*Problem description*. Read the listing below and copy out every line that holds "črke".

*Task inputs*.

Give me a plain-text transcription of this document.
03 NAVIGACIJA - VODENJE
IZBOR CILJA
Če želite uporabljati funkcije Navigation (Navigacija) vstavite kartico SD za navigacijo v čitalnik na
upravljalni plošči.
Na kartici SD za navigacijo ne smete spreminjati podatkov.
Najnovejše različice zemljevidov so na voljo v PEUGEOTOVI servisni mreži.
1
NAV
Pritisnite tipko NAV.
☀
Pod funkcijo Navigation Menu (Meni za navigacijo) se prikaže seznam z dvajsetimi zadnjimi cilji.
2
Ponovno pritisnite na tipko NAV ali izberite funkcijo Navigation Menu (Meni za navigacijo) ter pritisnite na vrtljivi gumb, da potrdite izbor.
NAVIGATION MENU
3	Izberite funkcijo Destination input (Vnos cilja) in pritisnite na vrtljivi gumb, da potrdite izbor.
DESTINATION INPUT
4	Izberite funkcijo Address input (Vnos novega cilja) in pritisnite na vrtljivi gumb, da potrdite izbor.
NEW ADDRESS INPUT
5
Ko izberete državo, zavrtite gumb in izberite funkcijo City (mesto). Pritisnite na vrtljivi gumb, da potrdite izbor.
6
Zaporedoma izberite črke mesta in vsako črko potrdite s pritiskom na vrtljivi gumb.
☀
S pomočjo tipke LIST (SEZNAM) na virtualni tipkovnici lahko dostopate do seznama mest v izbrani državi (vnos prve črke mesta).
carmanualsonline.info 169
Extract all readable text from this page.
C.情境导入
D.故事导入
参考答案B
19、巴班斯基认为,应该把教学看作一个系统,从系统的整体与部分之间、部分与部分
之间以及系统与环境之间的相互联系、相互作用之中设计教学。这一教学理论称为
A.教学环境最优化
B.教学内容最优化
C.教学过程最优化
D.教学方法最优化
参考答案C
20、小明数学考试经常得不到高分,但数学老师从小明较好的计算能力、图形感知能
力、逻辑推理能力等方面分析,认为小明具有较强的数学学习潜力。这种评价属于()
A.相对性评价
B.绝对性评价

*Solution for this exercise*.
Zaporedoma izberite črke mesta in vsako črko potrdite s pritiskom na vrtljivi gumb.
S pomočjo tipke LIST (SEZNAM) na virtualni tipkovnici lahko dostopate do seznama mest v izbrani državi (vnos prve črke mesta).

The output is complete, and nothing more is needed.